> PROBLEM DETAILS:
The data must be written out once more, precisely as given.

> GIVEN DATA:
--- Begin ---

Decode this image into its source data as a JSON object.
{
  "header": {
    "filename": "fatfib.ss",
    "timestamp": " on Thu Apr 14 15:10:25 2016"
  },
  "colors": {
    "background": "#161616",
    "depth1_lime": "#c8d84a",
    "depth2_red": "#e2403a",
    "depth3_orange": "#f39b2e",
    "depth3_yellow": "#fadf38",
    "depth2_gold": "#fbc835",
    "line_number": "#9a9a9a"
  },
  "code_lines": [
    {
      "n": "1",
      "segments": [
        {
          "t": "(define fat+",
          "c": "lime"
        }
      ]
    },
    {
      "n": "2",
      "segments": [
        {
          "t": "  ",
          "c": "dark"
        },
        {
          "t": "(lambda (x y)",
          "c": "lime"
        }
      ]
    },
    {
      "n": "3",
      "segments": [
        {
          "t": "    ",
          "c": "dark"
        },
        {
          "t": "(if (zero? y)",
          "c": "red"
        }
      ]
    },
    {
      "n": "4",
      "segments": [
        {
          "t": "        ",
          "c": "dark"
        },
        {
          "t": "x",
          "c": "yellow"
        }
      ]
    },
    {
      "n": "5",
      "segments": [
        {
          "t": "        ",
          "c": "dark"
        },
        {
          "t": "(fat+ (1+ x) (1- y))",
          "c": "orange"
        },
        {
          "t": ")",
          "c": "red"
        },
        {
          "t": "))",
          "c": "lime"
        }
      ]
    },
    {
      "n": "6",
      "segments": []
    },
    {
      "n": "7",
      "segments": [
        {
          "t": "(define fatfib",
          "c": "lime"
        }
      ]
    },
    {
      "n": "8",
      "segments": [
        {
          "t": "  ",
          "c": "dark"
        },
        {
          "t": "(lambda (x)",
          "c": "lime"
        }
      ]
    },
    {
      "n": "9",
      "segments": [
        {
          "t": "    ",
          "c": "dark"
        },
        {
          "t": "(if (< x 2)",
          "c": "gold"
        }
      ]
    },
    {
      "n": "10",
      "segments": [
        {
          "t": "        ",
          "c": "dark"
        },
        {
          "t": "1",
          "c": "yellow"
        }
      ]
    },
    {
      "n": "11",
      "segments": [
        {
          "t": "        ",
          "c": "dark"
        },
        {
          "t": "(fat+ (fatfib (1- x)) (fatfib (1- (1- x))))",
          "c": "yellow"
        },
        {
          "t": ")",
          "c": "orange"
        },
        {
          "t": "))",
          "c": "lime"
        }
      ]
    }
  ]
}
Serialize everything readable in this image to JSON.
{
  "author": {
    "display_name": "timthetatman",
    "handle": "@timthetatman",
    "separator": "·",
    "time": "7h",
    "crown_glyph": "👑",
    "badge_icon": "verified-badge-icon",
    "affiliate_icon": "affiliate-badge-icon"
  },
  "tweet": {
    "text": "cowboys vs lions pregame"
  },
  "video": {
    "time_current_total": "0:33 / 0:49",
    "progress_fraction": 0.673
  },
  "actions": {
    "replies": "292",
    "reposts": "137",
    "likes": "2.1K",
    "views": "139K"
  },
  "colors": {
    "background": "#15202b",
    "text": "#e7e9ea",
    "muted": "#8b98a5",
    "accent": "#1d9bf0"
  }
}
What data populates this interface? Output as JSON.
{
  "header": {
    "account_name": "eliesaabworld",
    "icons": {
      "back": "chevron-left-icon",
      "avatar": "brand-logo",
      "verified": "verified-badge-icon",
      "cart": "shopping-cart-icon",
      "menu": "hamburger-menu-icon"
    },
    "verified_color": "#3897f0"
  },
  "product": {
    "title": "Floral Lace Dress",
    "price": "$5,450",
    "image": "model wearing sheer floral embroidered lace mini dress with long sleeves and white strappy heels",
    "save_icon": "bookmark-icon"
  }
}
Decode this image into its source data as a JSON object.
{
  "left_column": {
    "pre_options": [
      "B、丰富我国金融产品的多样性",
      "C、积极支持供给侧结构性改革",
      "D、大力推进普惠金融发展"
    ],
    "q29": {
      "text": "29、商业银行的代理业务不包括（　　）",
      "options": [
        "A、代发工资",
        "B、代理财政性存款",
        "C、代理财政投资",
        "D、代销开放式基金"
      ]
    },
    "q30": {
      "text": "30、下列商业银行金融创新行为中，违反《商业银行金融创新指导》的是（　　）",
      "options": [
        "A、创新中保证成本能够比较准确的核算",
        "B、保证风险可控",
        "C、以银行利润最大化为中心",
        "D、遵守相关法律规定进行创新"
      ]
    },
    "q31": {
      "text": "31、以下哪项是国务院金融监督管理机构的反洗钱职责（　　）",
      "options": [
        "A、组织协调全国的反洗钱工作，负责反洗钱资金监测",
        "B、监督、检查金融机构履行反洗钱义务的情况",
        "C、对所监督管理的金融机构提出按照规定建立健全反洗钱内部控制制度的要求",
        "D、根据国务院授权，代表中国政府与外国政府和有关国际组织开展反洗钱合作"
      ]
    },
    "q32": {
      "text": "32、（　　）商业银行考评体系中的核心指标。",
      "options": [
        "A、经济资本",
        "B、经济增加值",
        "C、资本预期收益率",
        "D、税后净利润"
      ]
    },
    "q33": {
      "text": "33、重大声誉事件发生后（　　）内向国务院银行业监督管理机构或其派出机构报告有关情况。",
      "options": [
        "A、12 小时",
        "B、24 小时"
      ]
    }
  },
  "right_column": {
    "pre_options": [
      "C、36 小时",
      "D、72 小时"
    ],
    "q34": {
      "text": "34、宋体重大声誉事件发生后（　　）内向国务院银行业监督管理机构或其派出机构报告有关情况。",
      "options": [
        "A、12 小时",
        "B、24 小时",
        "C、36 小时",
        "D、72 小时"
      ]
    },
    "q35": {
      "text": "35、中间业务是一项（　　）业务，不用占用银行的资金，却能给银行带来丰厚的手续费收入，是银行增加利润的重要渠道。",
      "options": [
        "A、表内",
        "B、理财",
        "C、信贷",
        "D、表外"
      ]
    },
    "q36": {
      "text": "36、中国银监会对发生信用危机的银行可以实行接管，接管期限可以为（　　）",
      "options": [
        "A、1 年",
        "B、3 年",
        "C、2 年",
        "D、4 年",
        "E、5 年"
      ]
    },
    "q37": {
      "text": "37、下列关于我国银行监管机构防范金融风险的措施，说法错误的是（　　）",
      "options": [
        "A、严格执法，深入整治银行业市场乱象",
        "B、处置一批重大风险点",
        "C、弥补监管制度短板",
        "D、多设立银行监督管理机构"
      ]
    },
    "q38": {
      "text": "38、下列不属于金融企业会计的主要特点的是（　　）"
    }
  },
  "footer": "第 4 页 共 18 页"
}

--- End ---

> RESULT FOR THIS EXERCISE:
Decode this image into its source data as a JSON object.
{
  "header": {
    "filename": "fatfib.ss",
    "timestamp": " on Thu Apr 14 15:10:25 2016"
  },
  "colors": {
    "background": "#161616",
    "depth1_lime": "#c8d84a",
    "depth2_red": "#e2403a",
    "depth3_orange": "#f39b2e",
    "depth3_yellow": "#fadf38",
    "depth2_gold": "#fbc835",
    "line_number": "#9a9a9a"
  },
  "code_lines": [
    {
      "n": "1",
      "segments": [
        {
          "t": "(define fat+",
          "c": "lime"
        }
      ]
    },
    {
      "n": "2",
      "segments": [
        {
          "t": "  ",
          "c": "dark"
        },
        {
          "t": "(lambda (x y)",
          "c": "lime"
        }
      ]
    },
    {
      "n": "3",
      "segments": [
        {
          "t": "    ",
          "c": "dark"
        },
        {
          "t": "(if (zero? y)",
          "c": "red"
        }
      ]
    },
    {
      "n": "4",
      "segments": [
        {
          "t": "        ",
          "c": "dark"
        },
        {
          "t": "x",
          "c": "yellow"
        }
      ]
    },
    {
      "n": "5",
      "segments": [
        {
          "t": "        ",
          "c": "dark"
        },
        {
          "t": "(fat+ (1+ x) (1- y))",
          "c": "orange"
        },
        {
          "t": ")",
          "c": "red"
        },
        {
          "t": "))",
          "c": "lime"
        }
      ]
    },
    {
      "n": "6",
      "segments": []
    },
    {
      "n": "7",
      "segments": [
        {
          "t": "(define fatfib",
          "c": "lime"
        }
      ]
    },
    {
      "n": "8",
      "segments": [
        {
          "t": "  ",
          "c": "dark"
        },
        {
          "t": "(lambda (x)",
          "c": "lime"
        }
      ]
    },
    {
      "n": "9",
      "segments": [
        {
          "t": "    ",
          "c": "dark"
        },
        {
          "t": "(if (< x 2)",
          "c": "gold"
        }
      ]
    },
    {
      "n": "10",
      "segments": [
        {
          "t": "        ",
          "c": "dark"
        },
        {
          "t": "1",
          "c": "yellow"
        }
      ]
    },
    {
      "n": "11",
      "segments": [
        {
          "t": "        ",
          "c": "dark"
        },
        {
          "t": "(fat+ (fatfib (1- x)) (fatfib (1- (1- x))))",
          "c": "yellow"
        },
        {
          "t": ")",
          "c": "orange"
        },
        {
          "t": "))",
          "c": "lime"
        }
      ]
    }
  ]
}
Serialize everything readable in this image to JSON.
{
  "author": {
    "display_name": "timthetatman",
    "handle": "@timthetatman",
    "separator": "·",
    "time": "7h",
    "crown_glyph": "👑",
    "badge_icon": "verified-badge-icon",
    "affiliate_icon": "affiliate-badge-icon"
  },
  "tweet": {
    "text": "cowboys vs lions pregame"
  },
  "video": {
    "time_current_total": "0:33 / 0:49",
    "progress_fraction": 0.673
  },
  "actions": {
    "replies": "292",
    "reposts": "137",
    "likes": "2.1K",
    "views": "139K"
  },
  "colors": {
    "background": "#15202b",
    "text": "#e7e9ea",
    "muted": "#8b98a5",
    "accent": "#1d9bf0"
  }
}
What data populates this interface? Output as JSON.
{
  "header": {
    "account_name": "eliesaabworld",
    "icons": {
      "back": "chevron-left-icon",
      "avatar": "brand-logo",
      "verified": "verified-badge-icon",
      "cart": "shopping-cart-icon",
      "menu": "hamburger-menu-icon"
    },
    "verified_color": "#3897f0"
  },
  "product": {
    "title": "Floral Lace Dress",
    "price": "$5,450",
    "image": "model wearing sheer floral embroidered lace mini dress with long sleeves and white strappy heels",
    "save_icon": "bookmark-icon"
  }
}
Decode this image into its source data as a JSON object.
{
  "left_column": {
    "pre_options": [
      "B、丰富我国金融产品的多样性",
      "C、积极支持供给侧结构性改革",
      "D、大力推进普惠金融发展"
    ],
    "q29": {
      "text": "29、商业银行的代理业务不包括（　　）",
      "options": [
        "A、代发工资",
        "B、代理财政性存款",
        "C、代理财政投资",
        "D、代销开放式基金"
      ]
    },
    "q30": {
      "text": "30、下列商业银行金融创新行为中，违反《商业银行金融创新指导》的是（　　）",
      "options": [
        "A、创新中保证成本能够比较准确的核算",
        "B、保证风险可控",
        "C、以银行利润最大化为中心",
        "D、遵守相关法律规定进行创新"
      ]
    },
    "q31": {
      "text": "31、以下哪项是国务院金融监督管理机构的反洗钱职责（　　）",
      "options": [
        "A、组织协调全国的反洗钱工作，负责反洗钱资金监测",
        "B、监督、检查金融机构履行反洗钱义务的情况",
        "C、对所监督管理的金融机构提出按照规定建立健全反洗钱内部控制制度的要求",
        "D、根据国务院授权，代表中国政府与外国政府和有关国际组织开展反洗钱合作"
      ]
    },
    "q32": {
      "text": "32、（　　）商业银行考评体系中的核心指标。",
      "options": [
        "A、经济资本",
        "B、经济增加值",
        "C、资本预期收益率",
        "D、税后净利润"
      ]
    },
    "q33": {
      "text": "33、重大声誉事件发生后（　　）内向国务院银行业监督管理机构或其派出机构报告有关情况。",
      "options": [
        "A、12 小时",
        "B、24 小时"
      ]
    }
  },
  "right_column": {
    "pre_options": [
      "C、36 小时",
      "D、72 小时"
    ],
    "q34": {
      "text": "34、宋体重大声誉事件发生后（　　）内向国务院银行业监督管理机构或其派出机构报告有关情况。",
      "options": [
        "A、12 小时",
        "B、24 小时",
        "C、36 小时",
        "D、72 小时"
      ]
    },
    "q35": {
      "text": "35、中间业务是一项（　　）业务，不用占用银行的资金，却能给银行带来丰厚的手续费收入，是银行增加利润的重要渠道。",
      "options": [
        "A、表内",
        "B、理财",
        "C、信贷",
        "D、表外"
      ]
    },
    "q36": {
      "text": "36、中国银监会对发生信用危机的银行可以实行接管，接管期限可以为（　　）",
      "options": [
        "A、1 年",
        "B、3 年",
        "C、2 年",
        "D、4 年",
        "E、5 年"
      ]
    },
    "q37": {
      "text": "37、下列关于我国银行监管机构防范金融风险的措施，说法错误的是（　　）",
      "options": [
        "A、严格执法，深入整治银行业市场乱象",
        "B、处置一批重大风险点",
        "C、弥补监管制度短板",
        "D、多设立银行监督管理机构"
      ]
    },
    "q38": {
      "text": "38、下列不属于金融企业会计的主要特点的是（　　）"
    }
  },
  "footer": "第 4 页 共 18 页"
}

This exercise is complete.